WHAT YOU NEED TO DO »
Extract all lines that hold the string "student".

BEGIN DATA EXTRACT

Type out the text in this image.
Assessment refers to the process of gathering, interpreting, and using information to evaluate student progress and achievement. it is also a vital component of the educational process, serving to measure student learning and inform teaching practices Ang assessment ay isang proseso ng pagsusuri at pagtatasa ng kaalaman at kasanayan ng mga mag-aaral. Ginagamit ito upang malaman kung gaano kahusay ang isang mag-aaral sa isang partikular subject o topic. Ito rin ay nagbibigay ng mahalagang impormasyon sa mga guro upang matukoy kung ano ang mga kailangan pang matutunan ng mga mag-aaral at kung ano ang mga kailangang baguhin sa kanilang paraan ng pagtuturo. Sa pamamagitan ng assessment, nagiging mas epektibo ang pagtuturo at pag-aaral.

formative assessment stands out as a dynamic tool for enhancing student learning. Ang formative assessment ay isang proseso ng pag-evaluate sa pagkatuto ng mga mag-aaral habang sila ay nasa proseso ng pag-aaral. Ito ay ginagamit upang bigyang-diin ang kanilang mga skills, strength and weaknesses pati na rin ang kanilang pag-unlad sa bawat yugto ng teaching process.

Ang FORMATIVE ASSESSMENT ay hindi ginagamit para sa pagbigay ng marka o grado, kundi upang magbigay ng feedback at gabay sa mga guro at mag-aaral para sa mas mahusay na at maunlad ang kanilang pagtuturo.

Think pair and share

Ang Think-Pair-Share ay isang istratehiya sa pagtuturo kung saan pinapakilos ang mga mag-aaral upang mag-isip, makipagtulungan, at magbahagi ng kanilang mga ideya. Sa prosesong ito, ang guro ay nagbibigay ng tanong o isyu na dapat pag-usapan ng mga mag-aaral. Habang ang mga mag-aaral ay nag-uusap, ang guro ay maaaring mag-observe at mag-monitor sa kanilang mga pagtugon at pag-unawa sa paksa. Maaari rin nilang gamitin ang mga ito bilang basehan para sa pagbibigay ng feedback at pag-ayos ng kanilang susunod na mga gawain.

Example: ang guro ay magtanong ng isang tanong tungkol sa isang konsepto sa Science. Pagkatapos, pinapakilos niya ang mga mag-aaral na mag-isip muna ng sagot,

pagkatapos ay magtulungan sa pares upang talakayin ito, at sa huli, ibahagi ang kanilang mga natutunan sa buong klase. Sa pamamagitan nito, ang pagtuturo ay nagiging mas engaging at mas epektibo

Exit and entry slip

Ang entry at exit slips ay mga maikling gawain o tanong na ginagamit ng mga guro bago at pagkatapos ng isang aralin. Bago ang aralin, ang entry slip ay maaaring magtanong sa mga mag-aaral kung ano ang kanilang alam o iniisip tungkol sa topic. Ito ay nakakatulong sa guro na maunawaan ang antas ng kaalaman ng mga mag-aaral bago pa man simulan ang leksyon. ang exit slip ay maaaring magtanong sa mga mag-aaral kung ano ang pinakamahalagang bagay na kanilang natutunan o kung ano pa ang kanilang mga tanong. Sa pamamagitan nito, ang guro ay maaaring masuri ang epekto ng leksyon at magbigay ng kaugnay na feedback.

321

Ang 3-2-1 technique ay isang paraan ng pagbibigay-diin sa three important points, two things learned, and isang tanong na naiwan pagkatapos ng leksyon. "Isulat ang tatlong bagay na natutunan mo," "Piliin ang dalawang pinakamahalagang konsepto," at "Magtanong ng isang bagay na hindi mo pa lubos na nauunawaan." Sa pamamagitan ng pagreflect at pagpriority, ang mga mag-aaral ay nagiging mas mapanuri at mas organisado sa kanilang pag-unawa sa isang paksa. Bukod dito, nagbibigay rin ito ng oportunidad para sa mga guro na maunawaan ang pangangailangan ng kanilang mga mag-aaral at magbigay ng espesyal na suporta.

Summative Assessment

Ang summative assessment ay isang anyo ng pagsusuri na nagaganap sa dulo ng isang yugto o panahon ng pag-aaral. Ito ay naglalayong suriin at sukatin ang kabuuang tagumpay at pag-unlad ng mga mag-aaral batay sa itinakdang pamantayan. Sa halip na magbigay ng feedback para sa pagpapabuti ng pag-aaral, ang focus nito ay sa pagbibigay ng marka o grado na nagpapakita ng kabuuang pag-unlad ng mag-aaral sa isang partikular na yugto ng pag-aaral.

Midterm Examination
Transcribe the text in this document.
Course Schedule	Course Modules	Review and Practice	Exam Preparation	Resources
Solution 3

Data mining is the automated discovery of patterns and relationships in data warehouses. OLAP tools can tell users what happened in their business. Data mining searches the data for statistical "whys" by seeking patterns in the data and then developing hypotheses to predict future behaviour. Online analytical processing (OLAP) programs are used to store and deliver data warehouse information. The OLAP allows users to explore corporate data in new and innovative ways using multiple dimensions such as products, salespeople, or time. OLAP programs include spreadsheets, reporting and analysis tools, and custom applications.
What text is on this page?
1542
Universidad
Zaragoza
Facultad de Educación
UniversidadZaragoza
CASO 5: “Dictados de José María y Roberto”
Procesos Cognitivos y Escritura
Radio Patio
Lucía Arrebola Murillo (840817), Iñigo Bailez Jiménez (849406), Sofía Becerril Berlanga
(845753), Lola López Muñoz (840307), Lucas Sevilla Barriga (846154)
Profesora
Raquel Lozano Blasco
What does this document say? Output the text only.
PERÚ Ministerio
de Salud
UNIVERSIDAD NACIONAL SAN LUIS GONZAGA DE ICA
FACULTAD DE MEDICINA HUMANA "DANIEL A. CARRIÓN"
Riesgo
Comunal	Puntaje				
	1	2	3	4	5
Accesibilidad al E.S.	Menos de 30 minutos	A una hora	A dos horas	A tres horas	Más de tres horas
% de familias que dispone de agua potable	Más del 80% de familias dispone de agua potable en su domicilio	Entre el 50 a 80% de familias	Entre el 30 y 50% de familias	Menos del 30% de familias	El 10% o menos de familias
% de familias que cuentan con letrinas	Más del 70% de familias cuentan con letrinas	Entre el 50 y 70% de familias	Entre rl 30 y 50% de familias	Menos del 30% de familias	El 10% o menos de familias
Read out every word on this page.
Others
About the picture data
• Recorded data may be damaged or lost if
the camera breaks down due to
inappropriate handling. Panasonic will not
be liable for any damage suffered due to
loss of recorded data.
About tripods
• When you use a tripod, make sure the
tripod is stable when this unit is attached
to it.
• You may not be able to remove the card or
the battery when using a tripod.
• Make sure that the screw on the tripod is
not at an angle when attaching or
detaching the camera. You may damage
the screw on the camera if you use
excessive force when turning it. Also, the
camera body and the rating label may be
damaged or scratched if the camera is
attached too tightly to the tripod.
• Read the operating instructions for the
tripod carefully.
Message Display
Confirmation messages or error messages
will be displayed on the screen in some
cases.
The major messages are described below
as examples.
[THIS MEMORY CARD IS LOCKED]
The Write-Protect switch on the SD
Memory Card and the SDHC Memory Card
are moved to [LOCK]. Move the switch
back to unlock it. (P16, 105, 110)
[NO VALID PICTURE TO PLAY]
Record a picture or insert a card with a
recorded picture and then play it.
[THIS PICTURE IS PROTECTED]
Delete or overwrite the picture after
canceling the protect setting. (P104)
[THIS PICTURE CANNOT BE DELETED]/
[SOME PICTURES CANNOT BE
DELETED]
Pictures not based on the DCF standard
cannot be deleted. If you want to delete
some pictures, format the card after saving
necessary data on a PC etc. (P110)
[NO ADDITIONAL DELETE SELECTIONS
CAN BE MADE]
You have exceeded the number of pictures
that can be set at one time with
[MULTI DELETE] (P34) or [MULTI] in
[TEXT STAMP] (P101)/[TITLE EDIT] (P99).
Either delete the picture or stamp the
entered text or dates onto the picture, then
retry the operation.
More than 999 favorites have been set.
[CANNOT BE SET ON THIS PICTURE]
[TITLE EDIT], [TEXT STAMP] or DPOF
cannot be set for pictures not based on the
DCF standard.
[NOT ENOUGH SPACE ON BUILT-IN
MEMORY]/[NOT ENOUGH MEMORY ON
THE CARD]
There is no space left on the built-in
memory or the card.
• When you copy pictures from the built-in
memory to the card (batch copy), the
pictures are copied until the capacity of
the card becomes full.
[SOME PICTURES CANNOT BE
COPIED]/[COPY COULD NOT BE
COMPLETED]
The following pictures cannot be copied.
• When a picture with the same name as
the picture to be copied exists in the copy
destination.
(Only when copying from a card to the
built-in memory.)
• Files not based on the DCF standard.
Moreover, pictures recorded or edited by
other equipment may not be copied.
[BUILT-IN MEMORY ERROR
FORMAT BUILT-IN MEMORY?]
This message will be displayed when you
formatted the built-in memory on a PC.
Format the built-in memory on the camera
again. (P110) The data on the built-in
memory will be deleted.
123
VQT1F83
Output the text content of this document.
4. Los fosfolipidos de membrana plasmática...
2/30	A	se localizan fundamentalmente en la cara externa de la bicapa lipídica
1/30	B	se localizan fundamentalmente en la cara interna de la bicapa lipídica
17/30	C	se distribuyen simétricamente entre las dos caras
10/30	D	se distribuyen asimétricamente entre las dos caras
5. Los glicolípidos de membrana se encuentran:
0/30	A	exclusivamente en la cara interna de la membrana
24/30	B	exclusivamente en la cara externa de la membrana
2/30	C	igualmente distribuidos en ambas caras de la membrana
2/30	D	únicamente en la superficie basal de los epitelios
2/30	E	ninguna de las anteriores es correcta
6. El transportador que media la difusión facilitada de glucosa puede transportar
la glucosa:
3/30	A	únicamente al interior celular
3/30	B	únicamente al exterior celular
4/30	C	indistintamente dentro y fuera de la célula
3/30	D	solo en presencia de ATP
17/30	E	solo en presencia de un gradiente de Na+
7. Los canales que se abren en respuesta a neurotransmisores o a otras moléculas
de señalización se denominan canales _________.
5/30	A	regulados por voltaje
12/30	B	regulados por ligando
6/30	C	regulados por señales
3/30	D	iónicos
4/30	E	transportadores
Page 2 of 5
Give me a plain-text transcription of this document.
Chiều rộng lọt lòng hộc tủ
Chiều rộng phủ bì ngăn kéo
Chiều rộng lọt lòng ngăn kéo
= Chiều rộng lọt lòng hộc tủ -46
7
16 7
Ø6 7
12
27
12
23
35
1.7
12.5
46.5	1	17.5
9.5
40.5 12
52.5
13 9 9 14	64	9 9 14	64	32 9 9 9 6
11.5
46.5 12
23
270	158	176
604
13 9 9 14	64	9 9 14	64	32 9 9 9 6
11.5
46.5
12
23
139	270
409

END DATA EXTRACT

IN RESPONSE »
Assessment refers to the process of gathering, interpreting, and using information to evaluate student progress and achievement. it is also a vital component of the educational process, serving to measure student learning and inform teaching practices Ang assessment ay isang proseso ng pagsusuri at pagtatasa ng kaalaman at kasanayan ng mga mag-aaral. Ginagamit ito upang malaman kung gaano kahusay ang isang mag-aaral sa isang partikular subject o topic. Ito rin ay nagbibigay ng mahalagang impormasyon sa mga guro upang matukoy kung ano ang mga kailangan pang matutunan ng mga mag-aaral at kung ano ang mga kailangang baguhin sa kanilang paraan ng pagtuturo. Sa pamamagitan ng assessment, nagiging mas epektibo ang pagtuturo at pag-aaral.
formative assessment stands out as a dynamic tool for enhancing student learning. Ang formative assessment ay isang proseso ng pag-evaluate sa pagkatuto ng mga mag-aaral habang sila ay nasa proseso ng pag-aaral. Ito ay ginagamit upang bigyang-diin ang kanilang mga skills, strength and weaknesses pati na rin ang kanilang pag-unlad sa bawat yugto ng teaching process.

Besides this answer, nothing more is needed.